§ Instructions to follow: Copy all the items below, changing every "adjective-cell" to "word-cell" and keeping everything else the same. Omit the pictures.
[Start of Input data]
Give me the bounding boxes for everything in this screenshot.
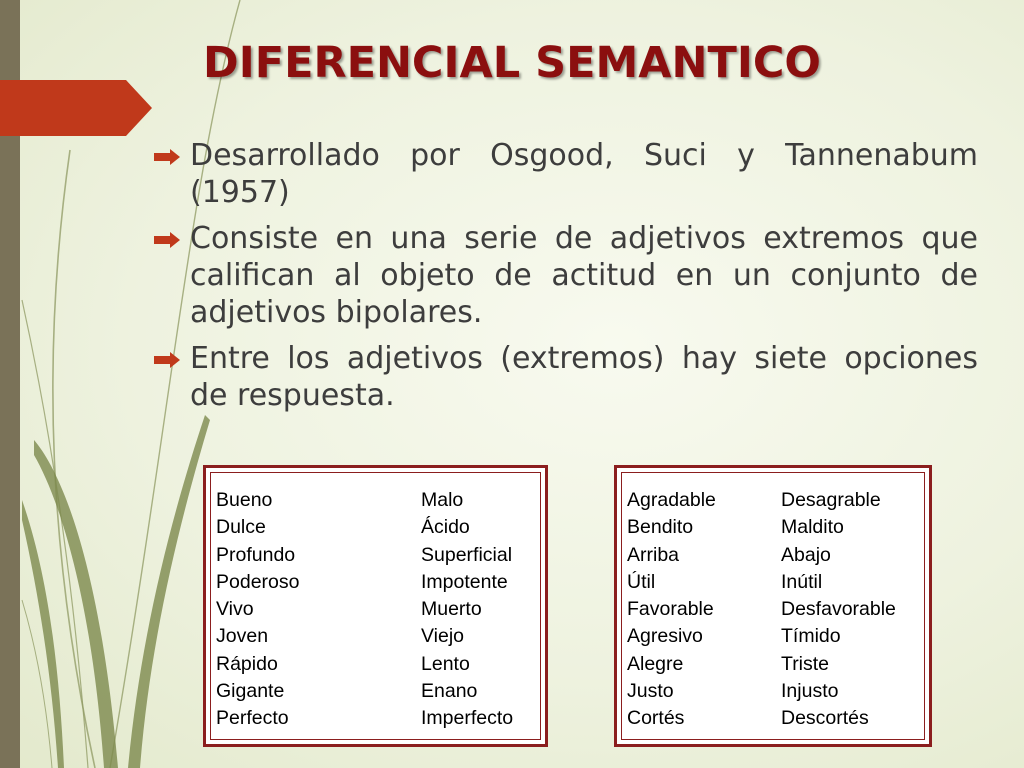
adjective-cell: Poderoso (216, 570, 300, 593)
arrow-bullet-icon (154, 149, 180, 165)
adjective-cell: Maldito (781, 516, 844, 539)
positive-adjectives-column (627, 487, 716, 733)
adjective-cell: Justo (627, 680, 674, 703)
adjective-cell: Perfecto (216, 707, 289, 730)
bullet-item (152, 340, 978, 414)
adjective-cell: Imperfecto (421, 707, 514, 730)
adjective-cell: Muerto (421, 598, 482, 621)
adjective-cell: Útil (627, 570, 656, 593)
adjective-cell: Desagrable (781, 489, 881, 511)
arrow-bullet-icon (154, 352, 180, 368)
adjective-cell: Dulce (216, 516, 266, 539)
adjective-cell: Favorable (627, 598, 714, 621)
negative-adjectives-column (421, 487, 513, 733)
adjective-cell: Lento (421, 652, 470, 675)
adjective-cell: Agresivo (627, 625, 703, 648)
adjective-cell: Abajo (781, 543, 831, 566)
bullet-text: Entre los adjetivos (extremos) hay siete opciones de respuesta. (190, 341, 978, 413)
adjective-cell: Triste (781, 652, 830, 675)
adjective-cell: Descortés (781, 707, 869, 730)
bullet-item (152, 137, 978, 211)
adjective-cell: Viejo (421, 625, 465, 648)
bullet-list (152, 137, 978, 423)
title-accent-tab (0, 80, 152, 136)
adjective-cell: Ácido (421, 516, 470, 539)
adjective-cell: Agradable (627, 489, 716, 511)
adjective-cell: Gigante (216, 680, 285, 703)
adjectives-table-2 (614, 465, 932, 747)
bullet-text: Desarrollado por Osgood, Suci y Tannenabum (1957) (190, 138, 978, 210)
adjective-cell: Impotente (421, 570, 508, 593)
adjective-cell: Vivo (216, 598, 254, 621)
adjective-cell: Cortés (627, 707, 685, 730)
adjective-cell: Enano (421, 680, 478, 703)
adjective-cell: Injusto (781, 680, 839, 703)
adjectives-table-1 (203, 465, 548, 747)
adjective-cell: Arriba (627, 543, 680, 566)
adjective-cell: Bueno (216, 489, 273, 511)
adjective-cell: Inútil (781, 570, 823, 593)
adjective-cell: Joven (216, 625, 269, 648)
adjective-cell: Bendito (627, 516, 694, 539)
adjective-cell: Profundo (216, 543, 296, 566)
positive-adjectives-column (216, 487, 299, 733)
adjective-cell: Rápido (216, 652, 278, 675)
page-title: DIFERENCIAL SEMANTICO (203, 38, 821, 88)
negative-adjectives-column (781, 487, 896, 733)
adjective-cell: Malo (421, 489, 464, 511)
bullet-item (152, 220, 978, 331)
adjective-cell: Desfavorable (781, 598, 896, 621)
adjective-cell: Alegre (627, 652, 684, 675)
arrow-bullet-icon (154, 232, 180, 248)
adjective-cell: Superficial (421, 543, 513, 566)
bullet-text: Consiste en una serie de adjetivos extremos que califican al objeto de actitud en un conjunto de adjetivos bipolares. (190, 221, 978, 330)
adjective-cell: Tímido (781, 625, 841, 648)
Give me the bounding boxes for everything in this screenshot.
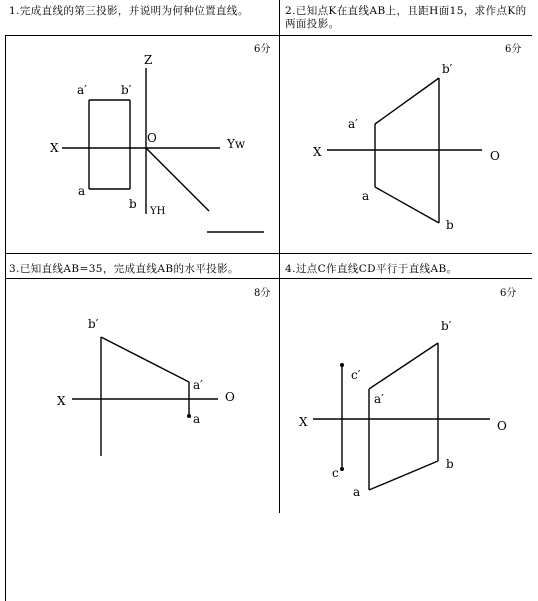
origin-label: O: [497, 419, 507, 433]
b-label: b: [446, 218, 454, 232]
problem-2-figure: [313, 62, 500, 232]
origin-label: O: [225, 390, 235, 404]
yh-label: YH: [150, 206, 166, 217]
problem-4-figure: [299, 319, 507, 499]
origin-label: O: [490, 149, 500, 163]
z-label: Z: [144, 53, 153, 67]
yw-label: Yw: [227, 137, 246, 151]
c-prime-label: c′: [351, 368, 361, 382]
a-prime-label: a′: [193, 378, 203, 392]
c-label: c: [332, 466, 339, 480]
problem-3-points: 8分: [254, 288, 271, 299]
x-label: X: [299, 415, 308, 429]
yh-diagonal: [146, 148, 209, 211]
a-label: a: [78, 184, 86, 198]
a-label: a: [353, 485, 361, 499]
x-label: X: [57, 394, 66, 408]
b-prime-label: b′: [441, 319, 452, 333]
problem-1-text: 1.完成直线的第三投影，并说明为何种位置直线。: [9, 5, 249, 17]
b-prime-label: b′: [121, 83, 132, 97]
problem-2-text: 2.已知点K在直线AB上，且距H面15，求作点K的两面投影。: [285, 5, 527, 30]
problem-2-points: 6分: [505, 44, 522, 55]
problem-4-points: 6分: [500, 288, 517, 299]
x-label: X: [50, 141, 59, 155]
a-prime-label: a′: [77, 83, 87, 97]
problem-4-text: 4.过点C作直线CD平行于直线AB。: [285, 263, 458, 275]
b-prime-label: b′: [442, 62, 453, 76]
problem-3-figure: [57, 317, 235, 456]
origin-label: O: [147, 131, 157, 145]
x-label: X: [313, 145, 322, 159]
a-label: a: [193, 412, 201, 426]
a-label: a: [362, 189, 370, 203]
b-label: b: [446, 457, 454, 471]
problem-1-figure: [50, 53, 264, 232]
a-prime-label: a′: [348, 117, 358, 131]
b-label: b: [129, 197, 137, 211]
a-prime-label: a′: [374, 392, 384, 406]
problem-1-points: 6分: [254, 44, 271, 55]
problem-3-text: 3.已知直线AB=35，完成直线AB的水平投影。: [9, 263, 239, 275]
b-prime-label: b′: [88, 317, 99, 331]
[End of Input data]
§ Written answer:
Give me the bounding boxes for everything in this screenshot.
word-cell: Poderoso (216, 570, 300, 593)
arrow-bullet-icon (154, 149, 180, 165)
word-cell: Maldito (781, 516, 844, 539)
positive-adjectives-column (627, 487, 716, 733)
word-cell: Justo (627, 680, 674, 703)
word-cell: Perfecto (216, 707, 289, 730)
bullet-item (152, 340, 978, 414)
word-cell: Imperfecto (421, 707, 514, 730)
word-cell: Muerto (421, 598, 482, 621)
word-cell: Útil (627, 570, 656, 593)
word-cell: Desagrable (781, 489, 881, 511)
arrow-bullet-icon (154, 352, 180, 368)
word-cell: Dulce (216, 516, 266, 539)
word-cell: Favorable (627, 598, 714, 621)
negative-adjectives-column (421, 487, 513, 733)
word-cell: Lento (421, 652, 470, 675)
word-cell: Agresivo (627, 625, 703, 648)
word-cell: Abajo (781, 543, 831, 566)
bullet-text: Entre los adjetivos (extremos) hay siete opciones de respuesta. (190, 341, 978, 413)
word-cell: Triste (781, 652, 830, 675)
word-cell: Descortés (781, 707, 869, 730)
bullet-item (152, 137, 978, 211)
word-cell: Viejo (421, 625, 465, 648)
bullet-list (152, 137, 978, 423)
title-accent-tab (0, 80, 152, 136)
word-cell: Ácido (421, 516, 470, 539)
word-cell: Agradable (627, 489, 716, 511)
word-cell: Gigante (216, 680, 285, 703)
adjectives-table-2 (614, 465, 932, 747)
bullet-text: Desarrollado por Osgood, Suci y Tannenabum (1957) (190, 138, 978, 210)
word-cell: Impotente (421, 570, 508, 593)
word-cell: Vivo (216, 598, 254, 621)
word-cell: Cortés (627, 707, 685, 730)
word-cell: Enano (421, 680, 478, 703)
word-cell: Injusto (781, 680, 839, 703)
adjectives-table-1 (203, 465, 548, 747)
word-cell: Arriba (627, 543, 680, 566)
word-cell: Bueno (216, 489, 273, 511)
word-cell: Inútil (781, 570, 823, 593)
word-cell: Joven (216, 625, 269, 648)
word-cell: Bendito (627, 516, 694, 539)
word-cell: Profundo (216, 543, 296, 566)
positive-adjectives-column (216, 487, 299, 733)
word-cell: Rápido (216, 652, 278, 675)
page-title: DIFERENCIAL SEMANTICO (203, 38, 821, 88)
negative-adjectives-column (781, 487, 896, 733)
word-cell: Malo (421, 489, 464, 511)
bullet-item (152, 220, 978, 331)
word-cell: Desfavorable (781, 598, 896, 621)
word-cell: Alegre (627, 652, 684, 675)
arrow-bullet-icon (154, 232, 180, 248)
word-cell: Superficial (421, 543, 513, 566)
bullet-text: Consiste en una serie de adjetivos extremos que califican al objeto de actitud en un conjunto de adjetivos bipolares. (190, 221, 978, 330)
word-cell: Tímido (781, 625, 841, 648)
Give me the bounding boxes for everything in this screenshot.
origin-label: O: [497, 419, 507, 433]
b-label: b: [446, 218, 454, 232]
problem-2-figure: [313, 62, 500, 232]
origin-label: O: [225, 390, 235, 404]
yh-label: YH: [150, 206, 166, 217]
problem-4-figure: [299, 319, 507, 499]
origin-label: O: [490, 149, 500, 163]
z-label: Z: [144, 53, 153, 67]
yw-label: Yw: [227, 137, 246, 151]
c-prime-label: c′: [351, 368, 361, 382]
a-prime-label: a′: [193, 378, 203, 392]
c-label: c: [332, 466, 339, 480]
problem-3-points: 8分: [254, 288, 271, 299]
x-label: X: [299, 415, 308, 429]
yh-diagonal: [146, 148, 209, 211]
a-label: a: [78, 184, 86, 198]
a-label: a: [353, 485, 361, 499]
x-label: X: [57, 394, 66, 408]
b-prime-label: b′: [441, 319, 452, 333]
problem-1-text: 1.完成直线的第三投影，并说明为何种位置直线。: [9, 5, 249, 17]
b-prime-label: b′: [121, 83, 132, 97]
problem-2-text: 2.已知点K在直线AB上，且距H面15，求作点K的两面投影。: [285, 5, 527, 30]
problem-2-points: 6分: [505, 44, 522, 55]
problem-4-points: 6分: [500, 288, 517, 299]
x-label: X: [50, 141, 59, 155]
a-prime-label: a′: [77, 83, 87, 97]
problem-4-text: 4.过点C作直线CD平行于直线AB。: [285, 263, 458, 275]
b-prime-label: b′: [442, 62, 453, 76]
problem-3-figure: [57, 317, 235, 456]
origin-label: O: [147, 131, 157, 145]
x-label: X: [313, 145, 322, 159]
a-label: a: [193, 412, 201, 426]
a-label: a: [362, 189, 370, 203]
b-label: b: [446, 457, 454, 471]
problem-1-figure: [50, 53, 264, 232]
a-prime-label: a′: [348, 117, 358, 131]
b-label: b: [129, 197, 137, 211]
a-prime-label: a′: [374, 392, 384, 406]
problem-1-points: 6分: [254, 44, 271, 55]
problem-3-text: 3.已知直线AB=35，完成直线AB的水平投影。: [9, 263, 239, 275]
b-prime-label: b′: [88, 317, 99, 331]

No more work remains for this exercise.